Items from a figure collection
--- Begin ---
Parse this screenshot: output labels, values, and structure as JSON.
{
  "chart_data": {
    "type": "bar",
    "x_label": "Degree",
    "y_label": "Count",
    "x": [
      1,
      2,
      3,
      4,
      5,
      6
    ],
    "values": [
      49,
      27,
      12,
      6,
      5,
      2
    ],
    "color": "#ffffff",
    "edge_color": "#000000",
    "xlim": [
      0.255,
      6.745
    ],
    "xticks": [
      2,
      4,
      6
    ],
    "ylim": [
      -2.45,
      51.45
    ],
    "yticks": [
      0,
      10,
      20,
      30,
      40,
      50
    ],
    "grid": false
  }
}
--- End ---
TASK BRIEF ▸ Quote all of the entries exactly as they appear.

THE RESPONSE ▸
Parse this screenshot: output labels, values, and structure as JSON.
{
  "chart_data": {
    "type": "bar",
    "x_label": "Degree",
    "y_label": "Count",
    "x": [
      1,
      2,
      3,
      4,
      5,
      6
    ],
    "values": [
      49,
      27,
      12,
      6,
      5,
      2
    ],
    "color": "#ffffff",
    "edge_color": "#000000",
    "xlim": [
      0.255,
      6.745
    ],
    "xticks": [
      2,
      4,
      6
    ],
    "ylim": [
      -2.45,
      51.45
    ],
    "yticks": [
      0,
      10,
      20,
      30,
      40,
      50
    ],
    "grid": false
  }
}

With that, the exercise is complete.